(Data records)
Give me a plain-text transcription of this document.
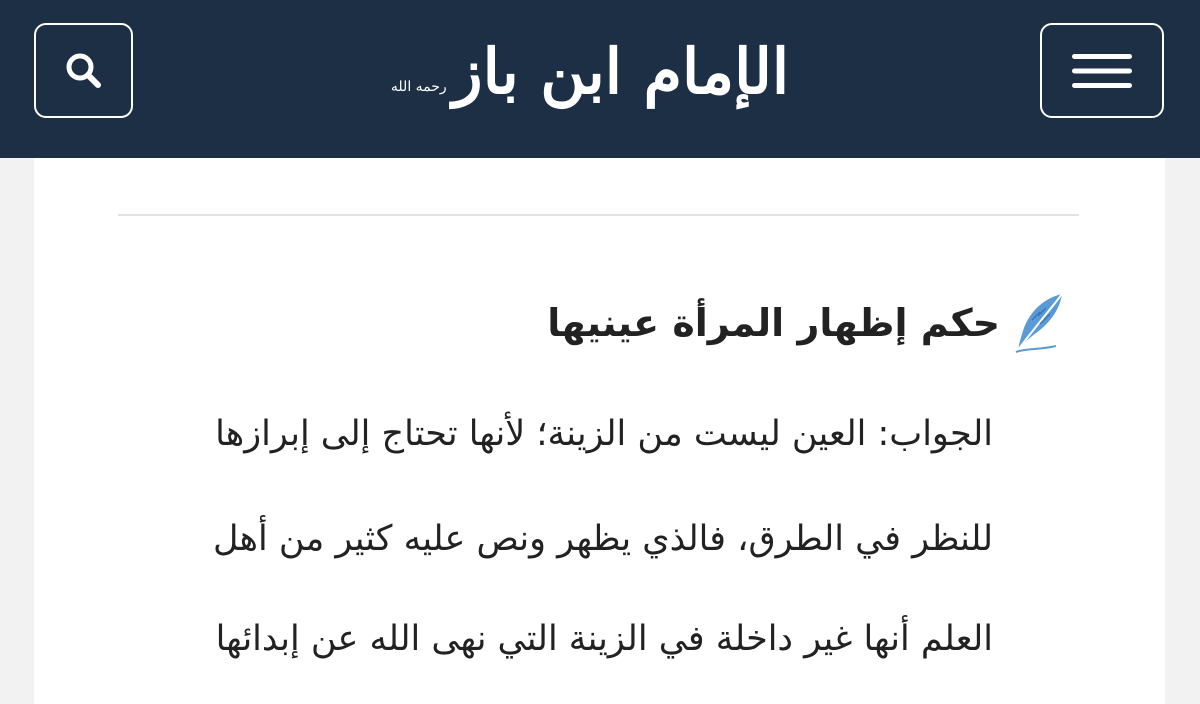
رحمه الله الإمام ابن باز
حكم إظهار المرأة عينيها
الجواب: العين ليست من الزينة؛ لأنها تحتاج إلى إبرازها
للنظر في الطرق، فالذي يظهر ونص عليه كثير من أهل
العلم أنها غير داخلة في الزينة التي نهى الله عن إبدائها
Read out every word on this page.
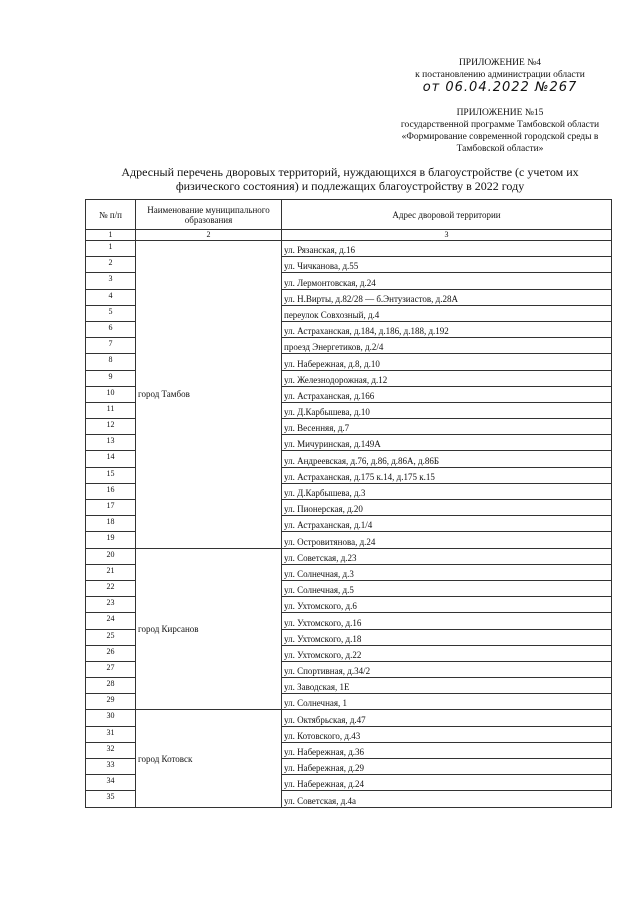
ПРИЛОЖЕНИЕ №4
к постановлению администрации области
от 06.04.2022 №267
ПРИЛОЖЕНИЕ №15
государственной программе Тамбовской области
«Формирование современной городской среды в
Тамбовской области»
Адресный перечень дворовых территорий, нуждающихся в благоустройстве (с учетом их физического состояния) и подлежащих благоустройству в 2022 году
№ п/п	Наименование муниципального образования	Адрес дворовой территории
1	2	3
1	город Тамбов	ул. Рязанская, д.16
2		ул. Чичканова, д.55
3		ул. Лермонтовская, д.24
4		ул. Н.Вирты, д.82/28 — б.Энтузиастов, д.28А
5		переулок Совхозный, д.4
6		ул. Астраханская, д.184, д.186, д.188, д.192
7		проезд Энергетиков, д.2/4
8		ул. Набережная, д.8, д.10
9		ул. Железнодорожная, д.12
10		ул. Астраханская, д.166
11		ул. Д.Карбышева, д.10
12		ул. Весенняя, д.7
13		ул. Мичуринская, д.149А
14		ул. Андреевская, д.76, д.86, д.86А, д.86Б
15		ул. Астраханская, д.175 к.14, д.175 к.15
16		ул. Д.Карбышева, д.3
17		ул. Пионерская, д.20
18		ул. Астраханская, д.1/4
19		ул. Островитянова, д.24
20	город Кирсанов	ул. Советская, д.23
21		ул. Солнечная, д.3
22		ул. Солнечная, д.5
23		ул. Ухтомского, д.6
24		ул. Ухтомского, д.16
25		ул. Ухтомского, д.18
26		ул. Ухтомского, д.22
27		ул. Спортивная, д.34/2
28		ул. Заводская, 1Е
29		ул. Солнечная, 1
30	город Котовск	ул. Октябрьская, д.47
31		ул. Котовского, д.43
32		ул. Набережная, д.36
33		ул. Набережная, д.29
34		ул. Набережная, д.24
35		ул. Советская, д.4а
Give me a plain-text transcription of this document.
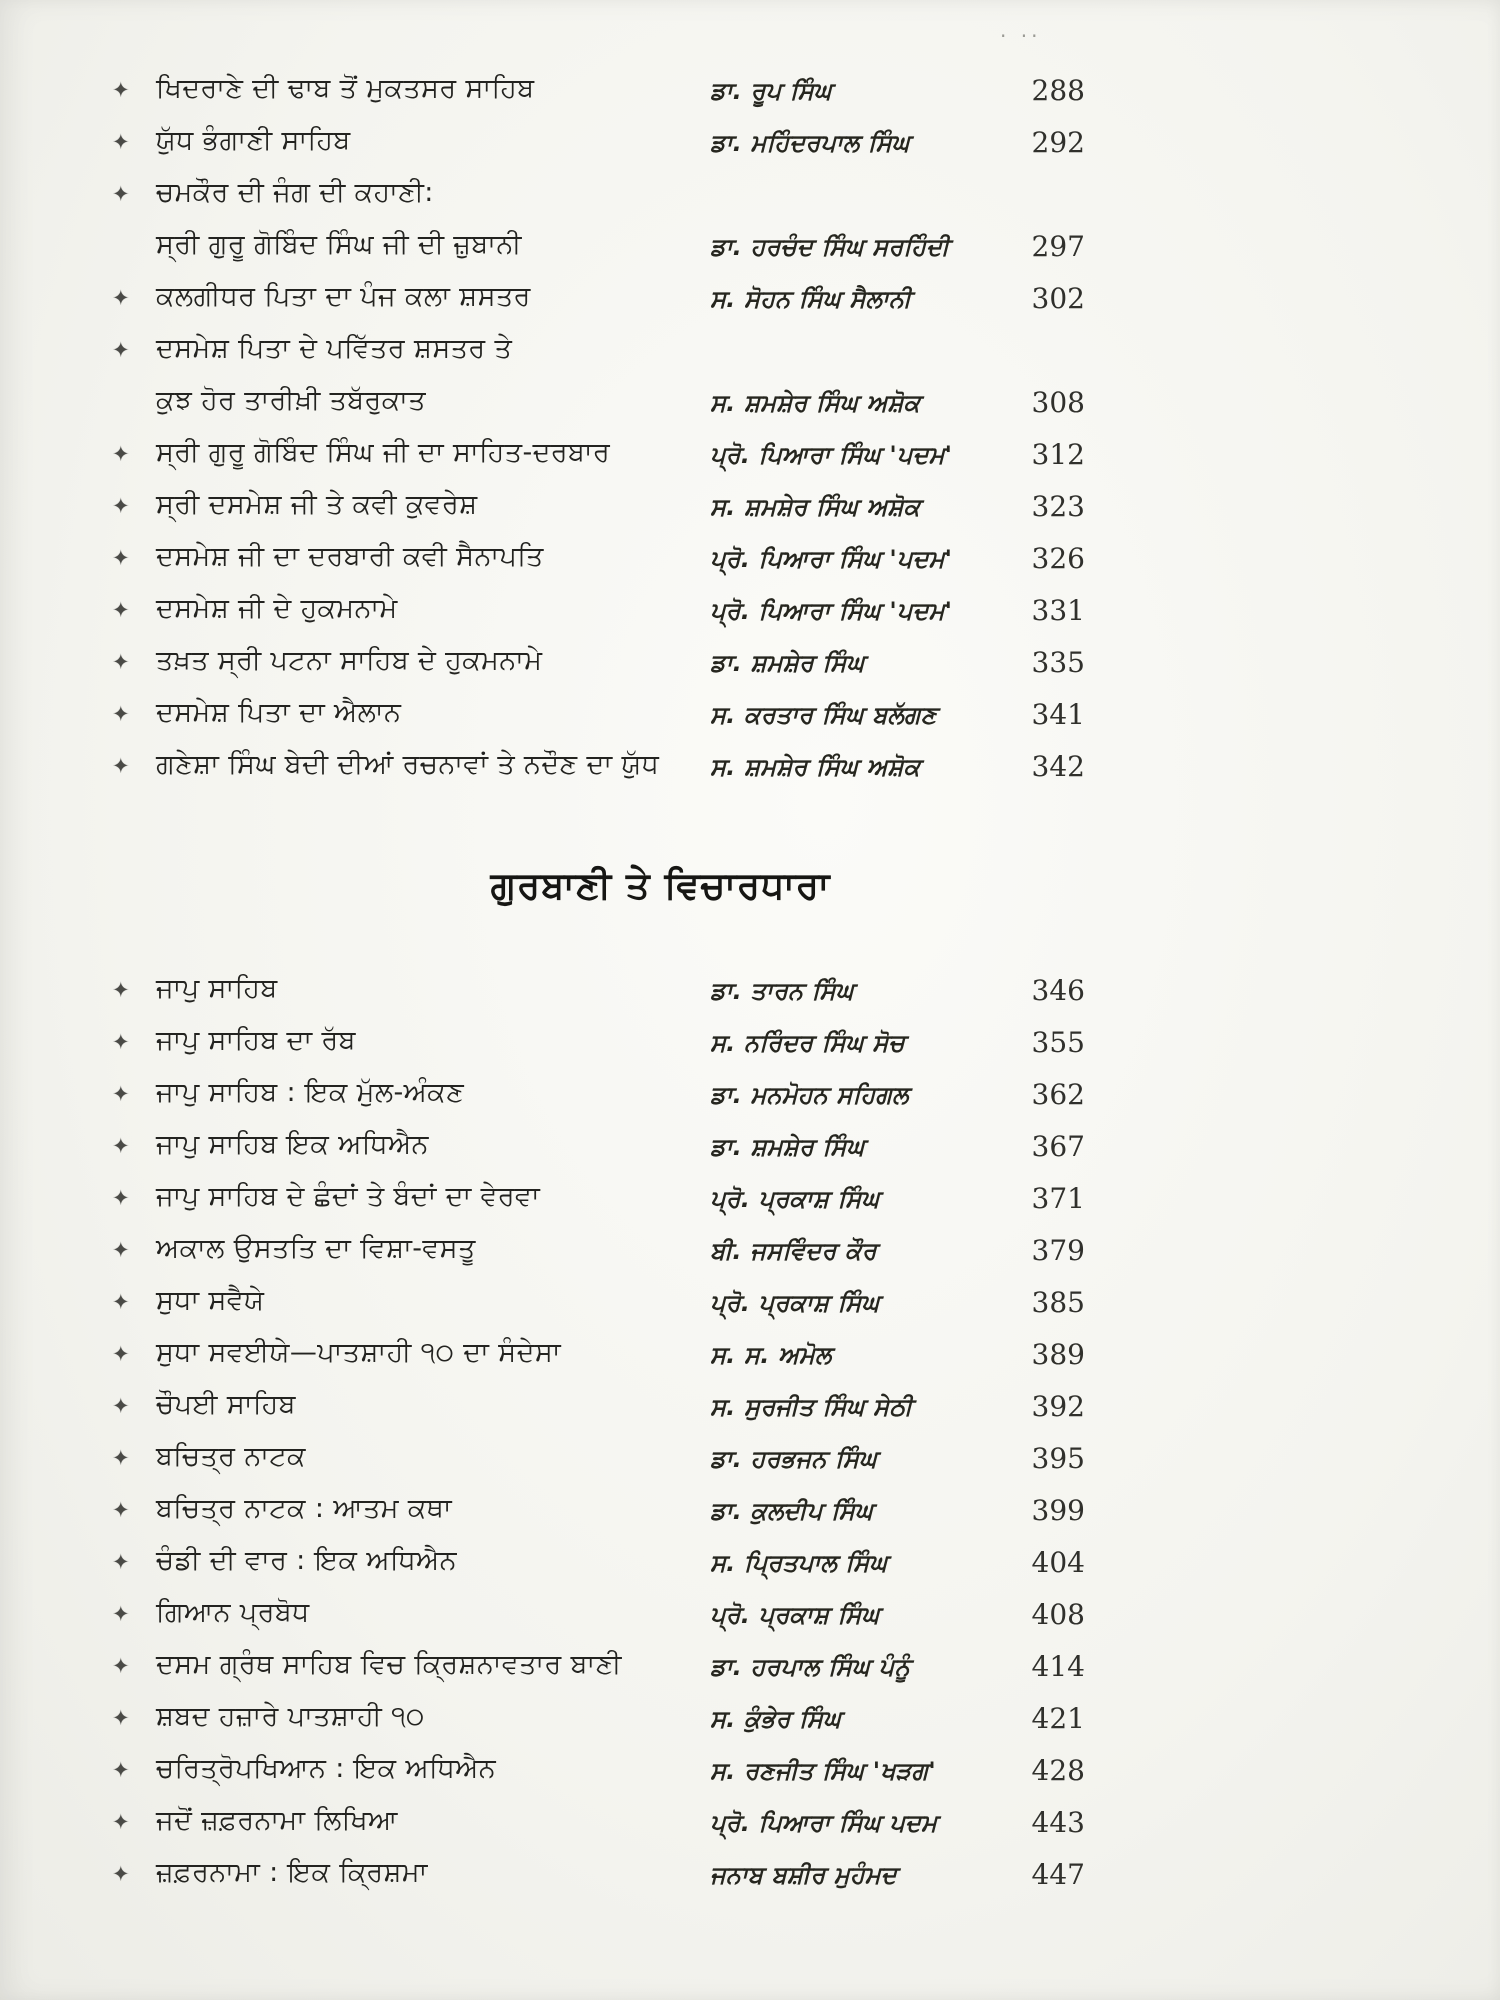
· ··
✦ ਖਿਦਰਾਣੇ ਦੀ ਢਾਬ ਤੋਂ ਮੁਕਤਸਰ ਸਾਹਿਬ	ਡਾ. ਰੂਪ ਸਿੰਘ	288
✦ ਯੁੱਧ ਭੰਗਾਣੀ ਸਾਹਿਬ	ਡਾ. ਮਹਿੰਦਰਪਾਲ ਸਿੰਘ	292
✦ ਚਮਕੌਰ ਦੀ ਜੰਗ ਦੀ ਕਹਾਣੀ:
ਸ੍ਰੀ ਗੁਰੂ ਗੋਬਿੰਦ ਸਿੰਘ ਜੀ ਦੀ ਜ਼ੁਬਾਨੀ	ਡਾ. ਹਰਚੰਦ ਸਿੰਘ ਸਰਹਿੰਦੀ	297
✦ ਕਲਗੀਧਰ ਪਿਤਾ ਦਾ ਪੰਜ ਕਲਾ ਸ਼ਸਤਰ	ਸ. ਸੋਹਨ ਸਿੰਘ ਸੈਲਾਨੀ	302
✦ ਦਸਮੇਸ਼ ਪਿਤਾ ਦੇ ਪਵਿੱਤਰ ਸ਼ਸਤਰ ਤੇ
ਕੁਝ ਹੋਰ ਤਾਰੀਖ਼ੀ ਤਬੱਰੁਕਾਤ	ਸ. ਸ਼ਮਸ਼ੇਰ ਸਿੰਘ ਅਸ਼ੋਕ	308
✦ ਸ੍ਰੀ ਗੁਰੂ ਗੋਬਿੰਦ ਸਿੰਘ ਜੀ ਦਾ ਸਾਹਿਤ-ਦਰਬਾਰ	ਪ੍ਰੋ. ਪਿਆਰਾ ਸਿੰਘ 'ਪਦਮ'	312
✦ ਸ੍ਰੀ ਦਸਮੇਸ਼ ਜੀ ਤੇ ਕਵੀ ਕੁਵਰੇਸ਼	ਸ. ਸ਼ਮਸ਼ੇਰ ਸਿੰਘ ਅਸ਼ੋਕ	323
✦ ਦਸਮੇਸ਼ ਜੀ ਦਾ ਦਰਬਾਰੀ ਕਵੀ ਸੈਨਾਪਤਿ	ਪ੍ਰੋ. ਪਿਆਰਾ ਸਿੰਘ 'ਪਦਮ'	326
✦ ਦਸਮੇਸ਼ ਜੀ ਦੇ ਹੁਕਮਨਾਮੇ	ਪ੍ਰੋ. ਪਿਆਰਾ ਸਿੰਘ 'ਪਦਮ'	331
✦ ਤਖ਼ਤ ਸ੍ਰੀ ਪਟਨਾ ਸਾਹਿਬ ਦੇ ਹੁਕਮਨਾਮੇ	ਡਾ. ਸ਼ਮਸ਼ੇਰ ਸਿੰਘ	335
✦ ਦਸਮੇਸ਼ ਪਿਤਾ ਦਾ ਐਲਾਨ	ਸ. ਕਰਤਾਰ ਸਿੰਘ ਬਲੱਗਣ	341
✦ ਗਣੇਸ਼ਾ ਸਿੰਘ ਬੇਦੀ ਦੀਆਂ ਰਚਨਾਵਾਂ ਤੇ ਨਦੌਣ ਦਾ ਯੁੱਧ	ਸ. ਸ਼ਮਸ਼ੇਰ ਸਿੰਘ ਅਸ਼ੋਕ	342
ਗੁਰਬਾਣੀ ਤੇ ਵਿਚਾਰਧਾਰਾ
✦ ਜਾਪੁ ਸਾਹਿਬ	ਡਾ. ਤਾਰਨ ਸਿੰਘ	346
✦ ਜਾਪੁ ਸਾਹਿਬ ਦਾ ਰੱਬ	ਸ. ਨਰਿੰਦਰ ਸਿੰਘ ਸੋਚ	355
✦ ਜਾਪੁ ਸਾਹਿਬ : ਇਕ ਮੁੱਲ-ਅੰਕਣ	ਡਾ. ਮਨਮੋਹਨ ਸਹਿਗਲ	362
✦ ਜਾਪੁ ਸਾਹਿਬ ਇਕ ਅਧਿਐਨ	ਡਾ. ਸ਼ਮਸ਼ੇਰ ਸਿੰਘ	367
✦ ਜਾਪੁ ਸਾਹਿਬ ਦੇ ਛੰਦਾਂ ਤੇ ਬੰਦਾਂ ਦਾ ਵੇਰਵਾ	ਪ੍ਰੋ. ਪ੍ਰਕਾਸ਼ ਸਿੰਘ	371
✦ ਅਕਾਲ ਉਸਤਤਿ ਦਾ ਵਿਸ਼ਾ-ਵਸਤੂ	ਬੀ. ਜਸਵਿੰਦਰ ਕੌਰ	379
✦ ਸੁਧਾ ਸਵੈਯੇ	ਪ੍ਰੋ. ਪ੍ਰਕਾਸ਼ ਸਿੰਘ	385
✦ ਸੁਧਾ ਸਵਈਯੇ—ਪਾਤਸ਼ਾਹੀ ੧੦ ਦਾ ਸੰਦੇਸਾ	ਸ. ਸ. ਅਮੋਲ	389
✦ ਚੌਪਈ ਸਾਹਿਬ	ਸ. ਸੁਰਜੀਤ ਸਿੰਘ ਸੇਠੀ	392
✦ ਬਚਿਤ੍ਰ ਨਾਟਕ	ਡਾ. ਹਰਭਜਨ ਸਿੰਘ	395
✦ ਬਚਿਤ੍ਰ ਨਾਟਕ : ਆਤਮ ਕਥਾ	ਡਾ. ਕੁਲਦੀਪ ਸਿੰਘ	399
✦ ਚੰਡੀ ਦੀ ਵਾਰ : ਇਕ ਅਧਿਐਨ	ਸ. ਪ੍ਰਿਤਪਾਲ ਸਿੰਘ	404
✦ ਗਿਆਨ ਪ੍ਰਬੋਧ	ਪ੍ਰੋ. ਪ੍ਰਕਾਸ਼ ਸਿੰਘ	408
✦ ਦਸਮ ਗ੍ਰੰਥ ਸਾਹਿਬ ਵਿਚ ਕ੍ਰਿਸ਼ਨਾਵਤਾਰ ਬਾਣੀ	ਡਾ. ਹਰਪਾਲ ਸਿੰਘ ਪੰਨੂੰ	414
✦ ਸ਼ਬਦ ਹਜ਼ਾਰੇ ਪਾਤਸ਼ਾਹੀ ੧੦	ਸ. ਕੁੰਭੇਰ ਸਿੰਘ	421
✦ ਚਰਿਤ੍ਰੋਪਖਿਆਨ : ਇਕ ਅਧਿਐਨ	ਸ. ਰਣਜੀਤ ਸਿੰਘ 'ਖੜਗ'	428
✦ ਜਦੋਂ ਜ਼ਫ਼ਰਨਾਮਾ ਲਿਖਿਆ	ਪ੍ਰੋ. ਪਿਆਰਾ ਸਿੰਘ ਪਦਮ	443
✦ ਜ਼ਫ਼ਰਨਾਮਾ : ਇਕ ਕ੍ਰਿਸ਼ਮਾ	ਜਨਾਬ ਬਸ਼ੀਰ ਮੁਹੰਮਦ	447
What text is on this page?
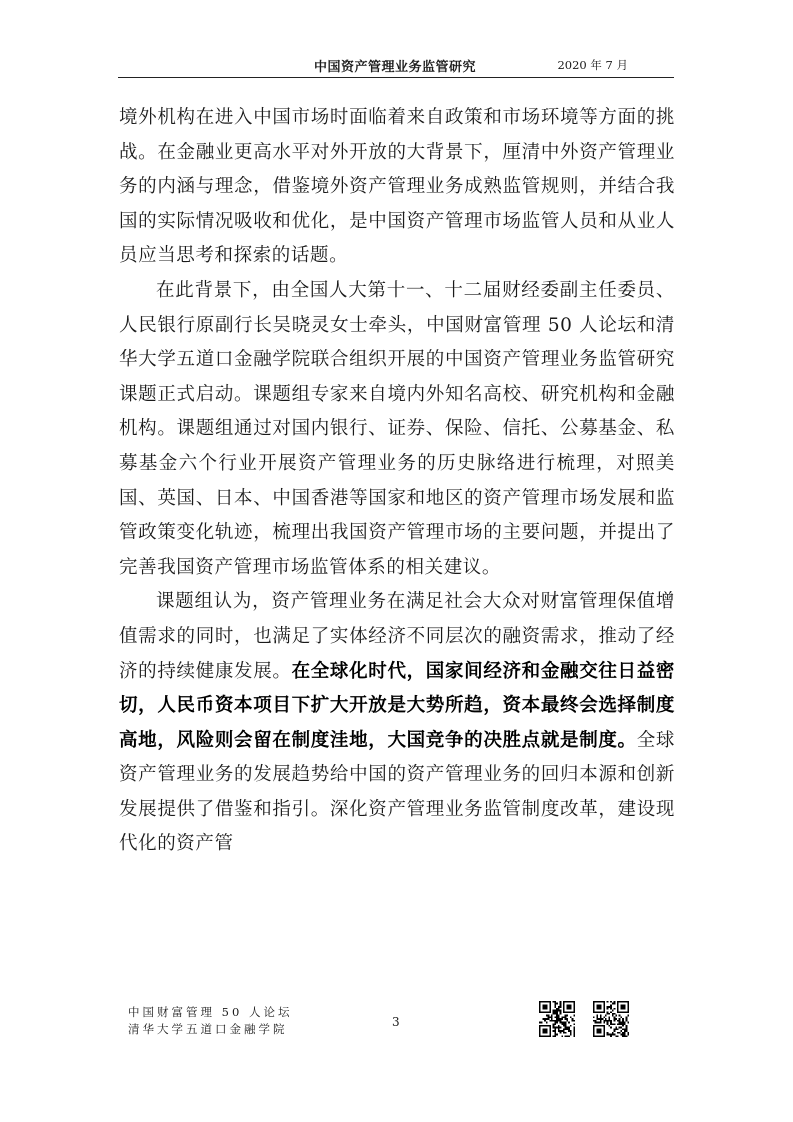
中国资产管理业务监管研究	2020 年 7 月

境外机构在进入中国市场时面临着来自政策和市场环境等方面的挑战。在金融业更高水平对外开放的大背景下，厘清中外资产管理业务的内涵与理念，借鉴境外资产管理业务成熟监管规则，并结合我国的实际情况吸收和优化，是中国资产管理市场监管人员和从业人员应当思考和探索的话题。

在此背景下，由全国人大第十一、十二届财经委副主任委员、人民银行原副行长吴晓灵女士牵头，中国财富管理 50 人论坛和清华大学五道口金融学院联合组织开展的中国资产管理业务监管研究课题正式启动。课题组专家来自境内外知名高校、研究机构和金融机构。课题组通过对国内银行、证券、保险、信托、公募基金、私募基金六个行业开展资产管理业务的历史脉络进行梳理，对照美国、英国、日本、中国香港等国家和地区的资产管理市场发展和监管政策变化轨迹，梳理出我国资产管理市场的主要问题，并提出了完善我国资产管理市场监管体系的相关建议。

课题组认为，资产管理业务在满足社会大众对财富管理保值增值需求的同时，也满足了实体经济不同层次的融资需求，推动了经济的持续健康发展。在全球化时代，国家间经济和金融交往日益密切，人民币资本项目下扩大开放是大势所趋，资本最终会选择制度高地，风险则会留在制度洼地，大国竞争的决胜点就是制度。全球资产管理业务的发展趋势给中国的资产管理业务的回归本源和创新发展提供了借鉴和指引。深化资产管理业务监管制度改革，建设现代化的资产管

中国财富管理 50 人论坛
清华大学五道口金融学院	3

> [EXERCISE TASK]: Isolate each line of the listing above that includes "Астраханская". Copy it.

> [ANSWER FOR THIS EXERCISE]:
6		ул. Астраханская, д.184, д.186, д.188, д.192
10		ул. Астраханская, д.166
15		ул. Астраханская, д.175 к.14, д.175 к.15
18		ул. Астраханская, д.1/4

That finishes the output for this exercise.